* GIVEN RECORDS:
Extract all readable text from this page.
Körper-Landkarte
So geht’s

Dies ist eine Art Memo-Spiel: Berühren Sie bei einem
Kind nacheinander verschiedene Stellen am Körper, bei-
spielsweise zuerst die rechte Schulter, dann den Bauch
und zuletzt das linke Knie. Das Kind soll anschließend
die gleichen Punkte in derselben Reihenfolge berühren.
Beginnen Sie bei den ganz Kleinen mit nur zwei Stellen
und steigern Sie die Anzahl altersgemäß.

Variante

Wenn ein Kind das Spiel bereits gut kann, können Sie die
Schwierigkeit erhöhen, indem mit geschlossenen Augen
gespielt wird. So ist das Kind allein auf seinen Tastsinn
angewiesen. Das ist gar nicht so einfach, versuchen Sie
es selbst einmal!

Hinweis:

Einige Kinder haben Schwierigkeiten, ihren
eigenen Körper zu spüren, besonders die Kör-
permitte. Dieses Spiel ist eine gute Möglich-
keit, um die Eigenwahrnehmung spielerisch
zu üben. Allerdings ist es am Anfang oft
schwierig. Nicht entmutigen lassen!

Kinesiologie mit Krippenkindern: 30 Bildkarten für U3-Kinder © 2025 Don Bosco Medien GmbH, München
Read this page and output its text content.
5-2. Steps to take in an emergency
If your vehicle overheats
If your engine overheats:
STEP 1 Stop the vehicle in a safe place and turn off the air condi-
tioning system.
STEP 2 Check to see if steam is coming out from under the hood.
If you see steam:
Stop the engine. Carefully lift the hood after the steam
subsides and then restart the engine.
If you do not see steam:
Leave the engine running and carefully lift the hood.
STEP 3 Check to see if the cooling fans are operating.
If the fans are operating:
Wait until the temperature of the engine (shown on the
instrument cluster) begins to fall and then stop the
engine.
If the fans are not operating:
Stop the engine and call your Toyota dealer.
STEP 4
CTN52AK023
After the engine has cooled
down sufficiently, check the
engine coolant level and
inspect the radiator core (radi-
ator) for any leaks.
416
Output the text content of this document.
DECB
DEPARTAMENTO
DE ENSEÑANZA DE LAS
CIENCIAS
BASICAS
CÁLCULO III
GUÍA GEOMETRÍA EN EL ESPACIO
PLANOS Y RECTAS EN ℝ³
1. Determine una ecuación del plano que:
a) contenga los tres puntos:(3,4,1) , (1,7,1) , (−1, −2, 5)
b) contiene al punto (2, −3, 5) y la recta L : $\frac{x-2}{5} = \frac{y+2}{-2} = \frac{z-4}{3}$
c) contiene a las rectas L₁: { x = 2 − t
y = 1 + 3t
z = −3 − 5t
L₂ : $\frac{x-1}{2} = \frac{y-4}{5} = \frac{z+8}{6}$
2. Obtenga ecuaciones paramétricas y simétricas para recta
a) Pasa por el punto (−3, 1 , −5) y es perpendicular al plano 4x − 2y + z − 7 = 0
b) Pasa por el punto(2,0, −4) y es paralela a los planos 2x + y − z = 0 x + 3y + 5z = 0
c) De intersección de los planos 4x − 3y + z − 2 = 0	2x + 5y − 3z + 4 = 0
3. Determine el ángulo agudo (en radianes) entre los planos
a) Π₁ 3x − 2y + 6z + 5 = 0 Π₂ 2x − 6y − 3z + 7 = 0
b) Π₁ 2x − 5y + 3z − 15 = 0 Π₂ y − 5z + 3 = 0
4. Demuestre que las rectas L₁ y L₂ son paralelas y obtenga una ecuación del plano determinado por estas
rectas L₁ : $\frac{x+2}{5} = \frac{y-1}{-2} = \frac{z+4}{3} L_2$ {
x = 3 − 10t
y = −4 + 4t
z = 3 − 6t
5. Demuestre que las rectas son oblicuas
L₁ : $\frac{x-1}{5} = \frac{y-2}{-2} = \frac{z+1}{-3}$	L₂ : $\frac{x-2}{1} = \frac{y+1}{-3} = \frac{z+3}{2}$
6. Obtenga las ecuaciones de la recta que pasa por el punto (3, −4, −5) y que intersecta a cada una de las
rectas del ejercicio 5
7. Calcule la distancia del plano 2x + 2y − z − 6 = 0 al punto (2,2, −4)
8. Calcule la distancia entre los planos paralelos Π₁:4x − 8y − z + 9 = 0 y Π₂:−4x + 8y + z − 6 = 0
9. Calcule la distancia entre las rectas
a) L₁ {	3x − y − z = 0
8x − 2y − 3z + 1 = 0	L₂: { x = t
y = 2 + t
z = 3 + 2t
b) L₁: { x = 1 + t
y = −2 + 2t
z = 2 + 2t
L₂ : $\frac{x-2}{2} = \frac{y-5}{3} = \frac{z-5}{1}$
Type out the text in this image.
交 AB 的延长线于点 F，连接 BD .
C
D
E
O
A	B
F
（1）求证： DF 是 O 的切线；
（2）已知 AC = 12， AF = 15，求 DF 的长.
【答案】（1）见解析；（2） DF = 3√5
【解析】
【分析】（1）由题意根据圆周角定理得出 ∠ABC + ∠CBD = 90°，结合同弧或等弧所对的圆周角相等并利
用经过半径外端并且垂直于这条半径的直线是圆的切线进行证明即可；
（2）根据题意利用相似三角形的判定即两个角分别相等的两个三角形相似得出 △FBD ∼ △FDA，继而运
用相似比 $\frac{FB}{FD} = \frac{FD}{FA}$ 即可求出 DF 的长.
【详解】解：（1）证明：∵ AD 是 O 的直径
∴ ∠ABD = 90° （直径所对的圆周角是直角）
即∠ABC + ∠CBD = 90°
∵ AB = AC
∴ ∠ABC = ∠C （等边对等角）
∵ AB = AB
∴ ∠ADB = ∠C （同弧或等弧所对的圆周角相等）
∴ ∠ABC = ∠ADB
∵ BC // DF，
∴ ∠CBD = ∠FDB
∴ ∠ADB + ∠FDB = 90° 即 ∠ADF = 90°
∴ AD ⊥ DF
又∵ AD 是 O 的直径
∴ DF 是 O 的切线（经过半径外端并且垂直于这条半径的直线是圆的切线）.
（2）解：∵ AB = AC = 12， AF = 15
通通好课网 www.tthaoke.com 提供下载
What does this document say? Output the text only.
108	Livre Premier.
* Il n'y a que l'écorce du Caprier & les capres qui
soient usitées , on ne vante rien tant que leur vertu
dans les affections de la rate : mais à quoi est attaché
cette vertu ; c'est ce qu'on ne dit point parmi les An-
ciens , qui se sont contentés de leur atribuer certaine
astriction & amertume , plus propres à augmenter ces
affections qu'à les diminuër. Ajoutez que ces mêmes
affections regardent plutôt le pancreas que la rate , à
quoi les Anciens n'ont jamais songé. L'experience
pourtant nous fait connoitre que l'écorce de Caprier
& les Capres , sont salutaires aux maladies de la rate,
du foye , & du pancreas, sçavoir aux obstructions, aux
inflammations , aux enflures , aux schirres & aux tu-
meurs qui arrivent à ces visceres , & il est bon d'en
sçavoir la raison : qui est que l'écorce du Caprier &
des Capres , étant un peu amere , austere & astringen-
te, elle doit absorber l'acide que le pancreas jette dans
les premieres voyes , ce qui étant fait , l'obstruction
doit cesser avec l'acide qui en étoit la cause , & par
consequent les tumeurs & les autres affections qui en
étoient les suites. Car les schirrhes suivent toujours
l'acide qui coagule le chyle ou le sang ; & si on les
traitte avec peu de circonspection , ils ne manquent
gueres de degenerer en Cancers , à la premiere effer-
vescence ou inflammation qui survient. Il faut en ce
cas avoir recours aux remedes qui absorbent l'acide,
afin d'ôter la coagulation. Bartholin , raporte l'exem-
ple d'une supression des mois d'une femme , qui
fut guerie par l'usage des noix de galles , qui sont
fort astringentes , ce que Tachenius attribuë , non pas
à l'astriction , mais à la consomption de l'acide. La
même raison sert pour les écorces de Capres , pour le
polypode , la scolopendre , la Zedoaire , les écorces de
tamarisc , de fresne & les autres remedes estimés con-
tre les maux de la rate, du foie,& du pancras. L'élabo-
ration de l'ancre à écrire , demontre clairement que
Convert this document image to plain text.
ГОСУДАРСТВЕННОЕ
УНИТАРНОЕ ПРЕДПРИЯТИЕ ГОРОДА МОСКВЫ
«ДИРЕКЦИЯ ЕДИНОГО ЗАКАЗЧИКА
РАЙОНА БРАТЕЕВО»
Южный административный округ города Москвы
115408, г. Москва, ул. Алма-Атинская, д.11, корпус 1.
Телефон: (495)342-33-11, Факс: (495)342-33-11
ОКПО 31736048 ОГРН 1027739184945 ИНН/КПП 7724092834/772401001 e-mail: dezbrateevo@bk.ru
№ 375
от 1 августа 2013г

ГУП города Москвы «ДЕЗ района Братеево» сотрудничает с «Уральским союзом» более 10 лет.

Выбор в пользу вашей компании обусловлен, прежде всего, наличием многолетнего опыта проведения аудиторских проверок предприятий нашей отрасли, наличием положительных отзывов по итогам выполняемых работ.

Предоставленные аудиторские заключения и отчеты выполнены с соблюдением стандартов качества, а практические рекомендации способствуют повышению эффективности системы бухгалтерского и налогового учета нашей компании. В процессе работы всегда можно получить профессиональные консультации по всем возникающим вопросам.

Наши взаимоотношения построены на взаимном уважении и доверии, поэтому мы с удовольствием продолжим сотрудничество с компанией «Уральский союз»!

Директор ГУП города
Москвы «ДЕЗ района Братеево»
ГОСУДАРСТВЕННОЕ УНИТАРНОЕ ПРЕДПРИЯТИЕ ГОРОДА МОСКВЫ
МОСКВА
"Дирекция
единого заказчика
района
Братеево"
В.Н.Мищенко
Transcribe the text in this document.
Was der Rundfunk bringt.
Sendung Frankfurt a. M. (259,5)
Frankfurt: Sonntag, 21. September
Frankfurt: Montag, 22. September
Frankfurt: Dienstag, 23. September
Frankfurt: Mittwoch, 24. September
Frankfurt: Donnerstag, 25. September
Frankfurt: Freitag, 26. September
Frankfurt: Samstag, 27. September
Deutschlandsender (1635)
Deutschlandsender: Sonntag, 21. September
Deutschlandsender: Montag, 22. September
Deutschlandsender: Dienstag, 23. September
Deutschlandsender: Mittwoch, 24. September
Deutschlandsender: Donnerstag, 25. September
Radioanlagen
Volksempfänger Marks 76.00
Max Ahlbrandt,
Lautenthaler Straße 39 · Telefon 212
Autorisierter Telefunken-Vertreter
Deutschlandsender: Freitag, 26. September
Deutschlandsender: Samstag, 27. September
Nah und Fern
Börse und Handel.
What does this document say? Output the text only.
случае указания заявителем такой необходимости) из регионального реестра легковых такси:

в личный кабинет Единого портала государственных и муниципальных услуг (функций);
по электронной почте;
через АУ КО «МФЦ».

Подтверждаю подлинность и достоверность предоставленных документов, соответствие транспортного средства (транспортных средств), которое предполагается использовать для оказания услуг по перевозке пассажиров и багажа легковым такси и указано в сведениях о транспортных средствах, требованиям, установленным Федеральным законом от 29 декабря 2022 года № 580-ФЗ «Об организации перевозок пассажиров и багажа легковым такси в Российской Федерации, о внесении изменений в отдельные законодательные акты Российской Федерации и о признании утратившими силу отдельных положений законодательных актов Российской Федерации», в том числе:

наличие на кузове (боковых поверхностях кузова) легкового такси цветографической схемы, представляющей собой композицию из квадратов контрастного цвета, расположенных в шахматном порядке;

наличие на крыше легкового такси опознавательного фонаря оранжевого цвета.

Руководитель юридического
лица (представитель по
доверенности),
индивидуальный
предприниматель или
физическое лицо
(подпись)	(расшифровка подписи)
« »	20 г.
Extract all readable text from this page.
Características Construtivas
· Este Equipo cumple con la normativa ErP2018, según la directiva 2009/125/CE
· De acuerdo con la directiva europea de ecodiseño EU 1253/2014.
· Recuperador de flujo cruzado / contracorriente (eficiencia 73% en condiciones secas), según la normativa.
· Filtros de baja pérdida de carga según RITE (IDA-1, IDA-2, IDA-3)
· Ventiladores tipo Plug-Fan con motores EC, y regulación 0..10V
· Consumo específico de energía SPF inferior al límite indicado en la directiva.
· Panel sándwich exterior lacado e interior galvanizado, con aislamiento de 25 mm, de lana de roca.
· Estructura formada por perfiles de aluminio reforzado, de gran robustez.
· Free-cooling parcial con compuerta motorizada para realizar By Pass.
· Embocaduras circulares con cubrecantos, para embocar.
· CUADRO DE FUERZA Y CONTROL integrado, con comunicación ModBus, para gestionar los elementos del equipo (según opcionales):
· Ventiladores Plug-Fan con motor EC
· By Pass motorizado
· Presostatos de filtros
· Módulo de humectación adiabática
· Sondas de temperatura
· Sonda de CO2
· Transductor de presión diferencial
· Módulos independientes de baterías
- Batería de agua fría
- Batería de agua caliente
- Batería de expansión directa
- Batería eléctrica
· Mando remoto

* EXERCISE: Which lines above contain "fait"? Show each of them.

* FINAL RESULT:
pourtant nous fait connoitre que l'écorce de Caprier
les premieres voyes , ce qui étant fait , l'obstruction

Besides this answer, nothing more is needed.